>> Start Dataset content

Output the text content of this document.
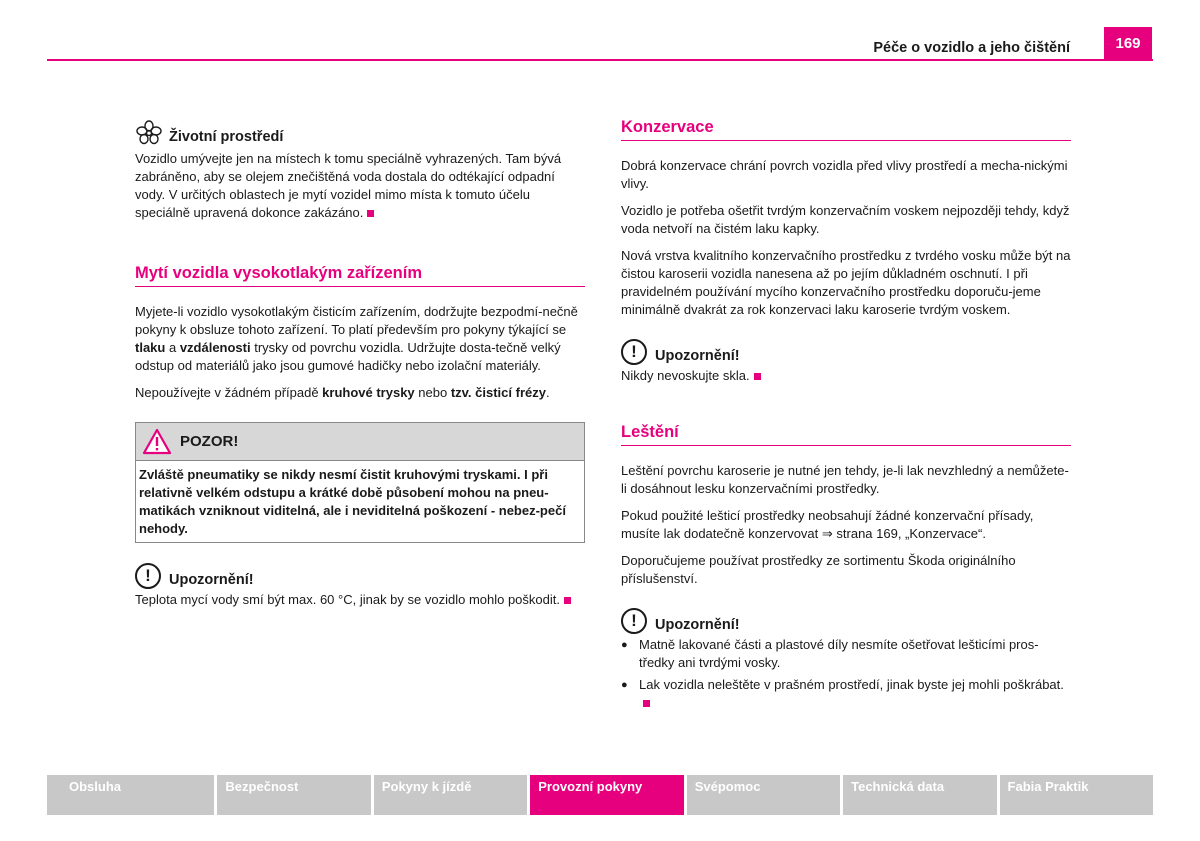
Péče o vozidlo a jeho čištění	169
Životní prostředí

Vozidlo umývejte jen na místech k tomu speciálně vyhrazených. Tam bývá zabráněno, aby se olejem znečištěná voda dostala do odtékající odpadní vody. V určitých oblastech je mytí vozidel mimo místa k tomuto účelu speciálně upravená dokonce zakázáno.

Mytí vozidla vysokotlakým zařízením

Myjete-li vozidlo vysokotlakým čisticím zařízením, dodržujte bezpodmí-nečně pokyny k obsluze tohoto zařízení. To platí především pro pokyny týkající se tlaku a vzdálenosti trysky od povrchu vozidla. Udržujte dosta-tečně velký odstup od materiálů jako jsou gumové hadičky nebo izolační materiály.

Nepoužívejte v žádném případě kruhové trysky nebo tzv. čisticí frézy.

POZOR!
Zvláště pneumatiky se nikdy nesmí čistit kruhovými tryskami. I při relativně velkém odstupu a krátké době působení mohou na pneu-matikách vzniknout viditelná, ale i neviditelná poškození - nebez-pečí nehody.
!	Upozornění!

Teplota mycí vody smí být max. 60 °C, jinak by se vozidlo mohlo poškodit.

Konzervace

Dobrá konzervace chrání povrch vozidla před vlivy prostředí a mecha-nickými vlivy.

Vozidlo je potřeba ošetřit tvrdým konzervačním voskem nejpozději tehdy, když voda netvoří na čistém laku kapky.

Nová vrstva kvalitního konzervačního prostředku z tvrdého vosku může být na čistou karoserii vozidla nanesena až po jejím důkladném oschnutí. I při pravidelném používání mycího konzervačního prostředku doporuču-jeme minimálně dvakrát za rok konzervaci laku karoserie tvrdým voskem.

!	Upozornění!

Nikdy nevoskujte skla.

Leštění

Leštění povrchu karoserie je nutné jen tehdy, je-li lak nevzhledný a nemůžete-li dosáhnout lesku konzervačními prostředky.

Pokud použité lešticí prostředky neobsahují žádné konzervační přísady, musíte lak dodatečně konzervovat ⇒ strana 169, „Konzervace“.

Doporučujeme používat prostředky ze sortimentu Škoda originálního příslušenství.

!	Upozornění!
● Matně lakované části a plastové díly nesmíte ošetřovat lešticími pros-tředky ani tvrdými vosky.
● Lak vozidla neleštěte v prašném prostředí, jinak byste jej mohli poškrábat.
Obsluha	Bezpečnost	Pokyny k jízdě	Provozní pokyny	Svépomoc	Technická data	Fabia Praktik
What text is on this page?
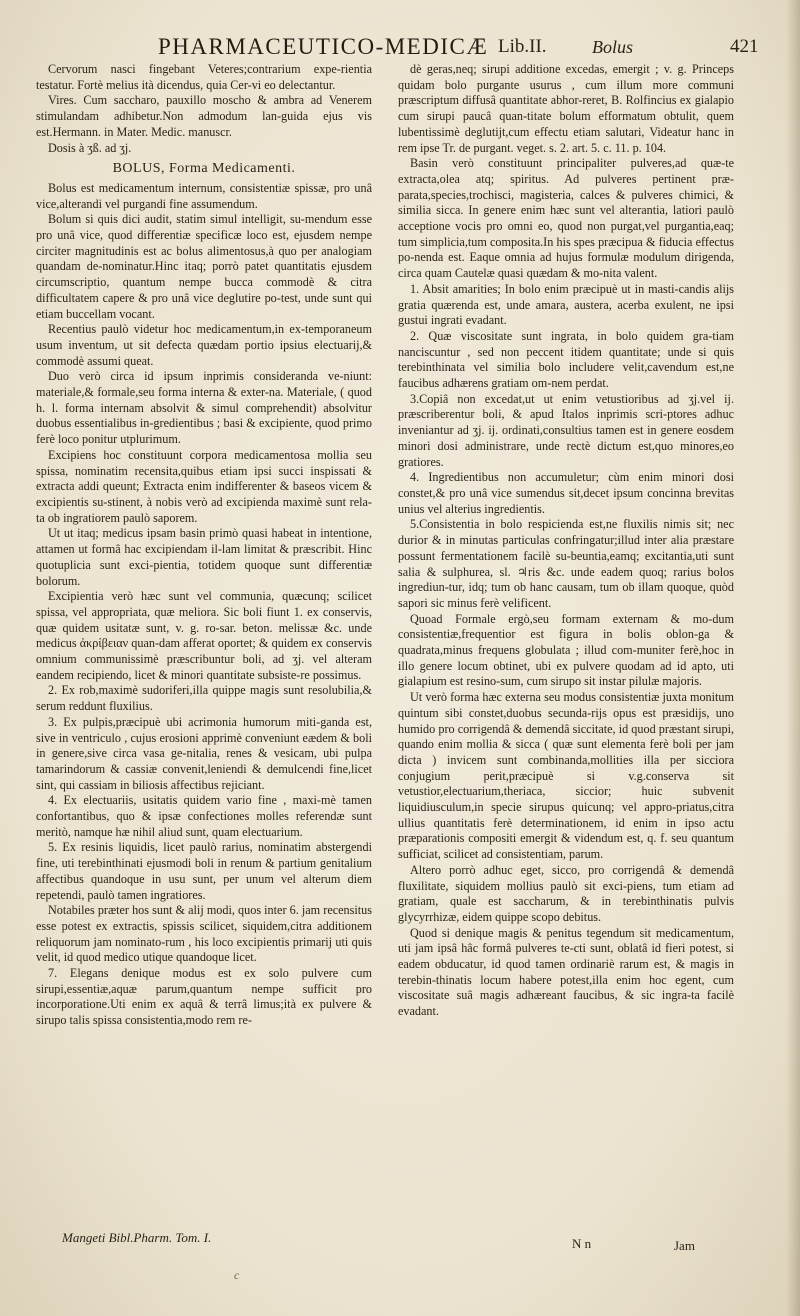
PHARMACEUTICO-MEDICÆ Lib.II.	Bolus	421

Cervorum nasci fingebant Veteres;contrarium expe-rientia testatur. Fortè melius ità dicendus, quia Cer-vi eo delectantur.

Vires. Cum saccharo, pauxillo moscho & ambra ad Venerem stimulandam adhibetur.Non admodum lan-guida ejus vis est.Hermann. in Mater. Medic. manuscr.

Dosis à ʒß. ad ʒj.

BOLUS, Forma Medicamenti.

Bolus est medicamentum internum, consistentiæ spissæ, pro unâ vice,alterandi vel purgandi fine assumendum.

Bolum si quis dici audit, statim simul intelligit, su-mendum esse pro unâ vice, quod differentiæ specificæ loco est, ejusdem nempe circiter magnitudinis est ac bolus alimentosus,à quo per analogiam quandam de-nominatur.Hinc itaq; porrò patet quantitatis ejusdem circumscriptio, quantum nempe bucca commodè & citra difficultatem capere & pro unâ vice deglutire po-test, unde sunt qui etiam buccellam vocant.

Recentius paulò videtur hoc medicamentum,in ex-temporaneum usum inventum, ut sit defecta quædam portio ipsius electuarij,& commodè assumi queat.

Duo verò circa id ipsum inprimis consideranda ve-niunt: materiale,& formale,seu forma interna & exter-na. Materiale, ( quod h. l. forma internam absolvit & simul comprehendit) absolvitur duobus essentialibus in-gredientibus ; basi & excipiente, quod primo ferè loco ponitur utplurimum.

Excipiens hoc constituunt corpora medicamentosa mollia seu spissa, nominatim recensita,quibus etiam ipsi succi inspissati & extracta addi queunt; Extracta enim indifferenter & baseos vicem & excipientis su-stinent, à nobis verò ad excipienda maximè sunt rela-ta ob ingratiorem paulò saporem.

Ut ut itaq; medicus ipsam basin primò quasi habeat in intentione, attamen ut formâ hac excipiendam il-lam limitat & præscribit. Hinc quotuplicia sunt exci-pientia, totidem quoque sunt differentiæ bolorum.

Excipientia verò hæc sunt vel communia, quæcunq; scilicet spissa, vel appropriata, quæ meliora. Sic boli fiunt 1. ex conservis, quæ quidem usitatæ sunt, v. g. ro-sar. beton. melissæ &c. unde medicus ἀκρίβειαν quan-dam afferat oportet; & quidem ex conservis omnium communissimè præscribuntur boli, ad ʒj. vel alteram eandem recipiendo, licet & minori quantitate subsiste-re possimus.

2. Ex rob,maximè sudoriferi,illa quippe magis sunt resolubilia,& serum reddunt fluxilius.

3. Ex pulpis,præcipuè ubi acrimonia humorum miti-ganda est, sive in ventriculo , cujus erosioni apprimè conveniunt eædem & boli in genere,sive circa vasa ge-nitalia, renes & vesicam, ubi pulpa tamarindorum & cassiæ convenit,leniendi & demulcendi fine,licet sint, qui cassiam in biliosis affectibus rejiciant.

4. Ex electuariis, usitatis quidem vario fine , maxi-mè tamen confortantibus, quo & ipsæ confectiones molles referendæ sunt meritò, namque hæ nihil aliud sunt, quam electuarium.

5. Ex resinis liquidis, licet paulò rarius, nominatim abstergendi fine, uti terebinthinati ejusmodi boli in renum & partium genitalium affectibus quandoque in usu sunt, per unum vel alterum diem repetendi, paulò tamen ingratiores.

Notabiles præter hos sunt & alij modi, quos inter 6. jam recensitus esse potest ex extractis, spissis scilicet, siquidem,citra additionem reliquorum jam nominato-rum , his loco excipientis primarij uti quis velit, id quod medico utique quandoque licet.

7. Elegans denique modus est ex solo pulvere cum sirupi,essentiæ,aquæ parum,quantum nempe sufficit pro incorporatione.Uti enim ex aquâ & terrâ limus;ità ex pulvere & sirupo talis spissa consistentia,modo rem re-

dè geras,neq; sirupi additione excedas, emergit ; v. g. Princeps quidam bolo purgante usurus , cum illum more communi præscriptum diffusâ quantitate abhor-reret, B. Rolfincius ex gialapio cum sirupi paucâ quan-titate bolum efformatum obtulit, quem lubentissimè deglutijt,cum effectu etiam salutari, Videatur hanc in rem ipse Tr. de purgant. veget. s. 2. art. 5. c. 11. p. 104.

Basin verò constituunt principaliter pulveres,ad quæ-te extracta,olea atq; spiritus. Ad pulveres pertinent præ-parata,species,trochisci, magisteria, calces & pulveres chimici, & similia sicca. In genere enim hæc sunt vel alterantia, latiori paulò acceptione vocis pro omni eo, quod non purgat,vel purgantia,eaq; tum simplicia,tum composita.In his spes præcipua & fiducia effectus po-nenda est. Eaque omnia ad hujus formulæ modulum dirigenda, circa quam Cautelæ quasi quædam & mo-nita valent.

1. Absit amarities; In bolo enim præcipuè ut in masti-candis alijs gratia quærenda est, unde amara, austera, acerba exulent, ne ipsi gustui ingrati evadant.

2. Quæ viscositate sunt ingrata, in bolo quidem gra-tiam nanciscuntur , sed non peccent itidem quantitate; unde si quis terebinthinata vel similia bolo includere velit,cavendum est,ne faucibus adhærens gratiam om-nem perdat.

3.Copiâ non excedat,ut ut enim vetustioribus ad ʒj.vel ij. præscriberentur boli, & apud Italos inprimis scri-ptores adhuc inveniantur ad ʒj. ij. ordinati,consultius tamen est in genere eosdem minori dosi administrare, unde rectè dictum est,quo minores,eo gratiores.

4. Ingredientibus non accumuletur; cùm enim minori dosi constet,& pro unâ vice sumendus sit,decet ipsum concinna brevitas unius vel alterius ingredientis.

5.Consistentia in bolo respicienda est,ne fluxilis nimis sit; nec durior & in minutas particulas confringatur;illud inter alia præstare possunt fermentationem facilè su-beuntia,eamq; excitantia,uti sunt salia & sulphurea, sl. ♃ris &c. unde eadem quoq; rarius bolos ingrediun-tur, idq; tum ob hanc causam, tum ob illam quoque, quòd sapori sic minus ferè velificent.

Quoad Formale ergò,seu formam externam & mo-dum consistentiæ,frequentior est figura in bolis oblon-ga & quadrata,minus frequens globulata ; illud com-muniter ferè,hoc in illo genere locum obtinet, ubi ex pulvere quodam ad id apto, uti gialapium est resino-sum, cum sirupo sit instar pilulæ majoris.

Ut verò forma hæc externa seu modus consistentiæ juxta monitum quintum sibi constet,duobus secunda-rijs opus est præsidijs, uno humido pro corrigendâ & demendâ siccitate, id quod præstant sirupi, quando enim mollia & sicca ( quæ sunt elementa ferè boli per jam dicta ) invicem sunt combinanda,mollities illa per sicciora conjugium perit,præcipuè si v.g.conserva sit vetustior,electuarium,theriaca, siccior; huic subvenit liquidiusculum,in specie sirupus quicunq; vel appro-priatus,citra ullius quantitatis ferè determinationem, id enim in ipso actu præparationis compositi emergit & videndum est, q. f. seu quantum sufficiat, scilicet ad consistentiam, parum.

Altero porrò adhuc eget, sicco, pro corrigendâ & demendâ fluxilitate, siquidem mollius paulò sit exci-piens, tum etiam ad gratiam, quale est saccharum, & in terebinthinatis pulvis glycyrrhizæ, eidem quippe scopo debitus.

Quod si denique magis & penitus tegendum sit medicamentum, uti jam ipsâ hâc formâ pulveres te-cti sunt, oblatâ id fieri potest, si eadem obducatur, id quod tamen ordinariè rarum est, & magis in terebin-thinatis locum habere potest,illa enim hoc egent, cum viscositate suâ magis adhæreant faucibus, & sic ingra-ta facilè evadant.

Mangeti Bibl.Pharm. Tom. I.	N n	Jam
c
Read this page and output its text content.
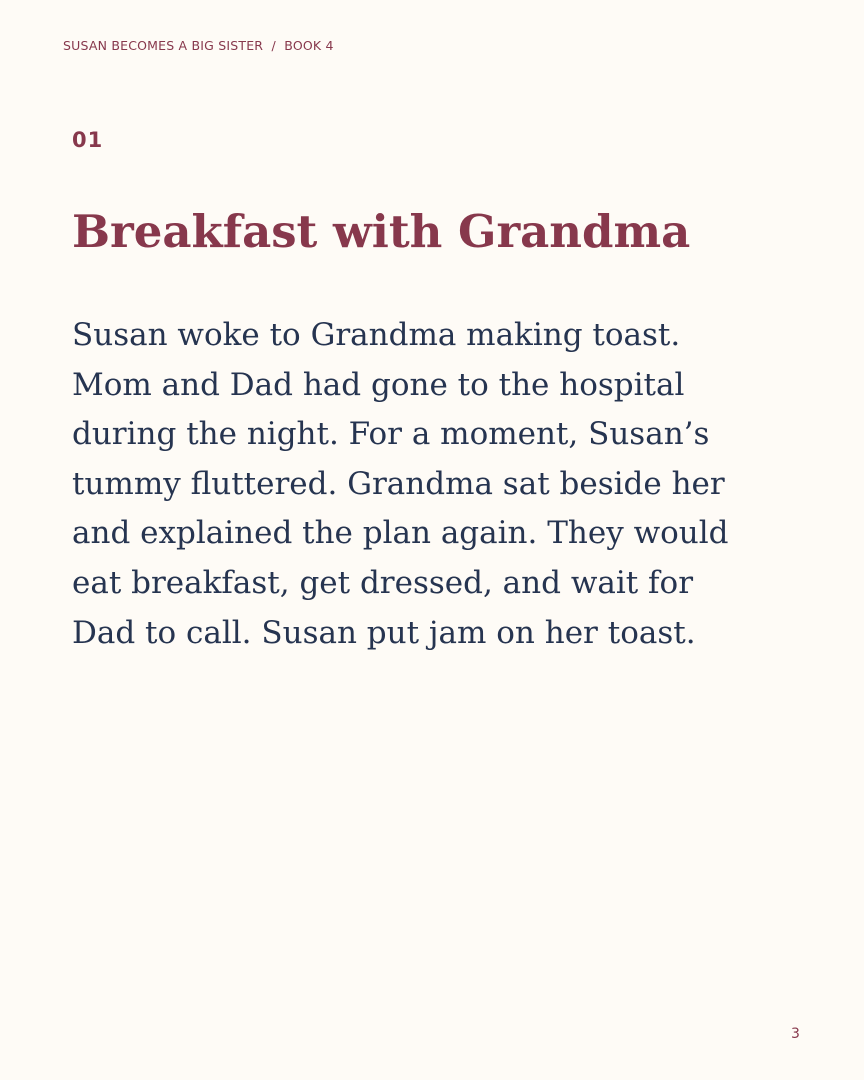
SUSAN BECOMES A BIG SISTER  /  BOOK 4
01
Breakfast with Grandma

Susan woke to Grandma making toast.
Mom and Dad had gone to the hospital
during the night. For a moment, Susan’s
tummy fluttered. Grandma sat beside her
and explained the plan again. They would
eat breakfast, get dressed, and wait for
Dad to call. Susan put jam on her toast.

3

>> End Dataset content

Stated problem
Only the lines from the one containing "Read this page and output its text content." through the end of the listing are to be quoted, exactly and with both ends included; pictures are left out.

Complete answer
Read this page and output its text content.
SUSAN BECOMES A BIG SISTER  /  BOOK 4
01
Breakfast with Grandma

Susan woke to Grandma making toast.
Mom and Dad had gone to the hospital
during the night. For a moment, Susan’s
tummy fluttered. Grandma sat beside her
and explained the plan again. They would
eat breakfast, get dressed, and wait for
Dad to call. Susan put jam on her toast.

3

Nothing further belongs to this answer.